● What is expected
Exactly reproduce the entries, dropping any pictures from your copy.
<<<<
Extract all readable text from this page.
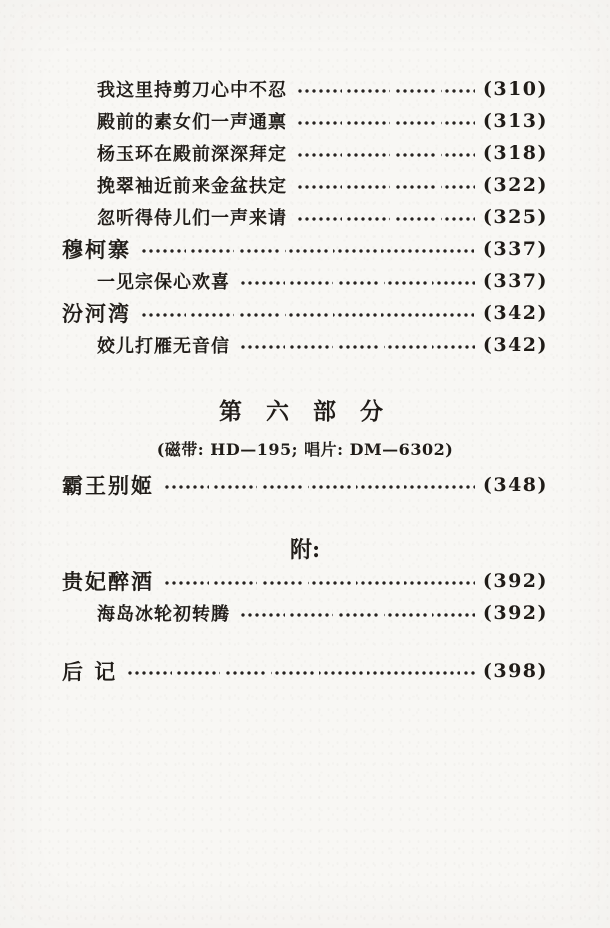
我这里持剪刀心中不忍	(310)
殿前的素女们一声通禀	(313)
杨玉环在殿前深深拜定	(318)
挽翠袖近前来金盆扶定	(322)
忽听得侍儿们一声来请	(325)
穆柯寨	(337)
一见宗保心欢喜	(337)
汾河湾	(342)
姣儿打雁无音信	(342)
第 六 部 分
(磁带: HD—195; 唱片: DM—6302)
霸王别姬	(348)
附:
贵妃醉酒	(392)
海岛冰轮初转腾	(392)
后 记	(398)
>>>>
● Response to this exercise
Extract all readable text from this page.
我这里持剪刀心中不忍	(310)
殿前的素女们一声通禀	(313)
杨玉环在殿前深深拜定	(318)
挽翠袖近前来金盆扶定	(322)
忽听得侍儿们一声来请	(325)
穆柯寨	(337)
一见宗保心欢喜	(337)
汾河湾	(342)
姣儿打雁无音信	(342)
第 六 部 分
(磁带: HD—195; 唱片: DM—6302)
霸王别姬	(348)
附:
贵妃醉酒	(392)
海岛冰轮初转腾	(392)
后 记	(398)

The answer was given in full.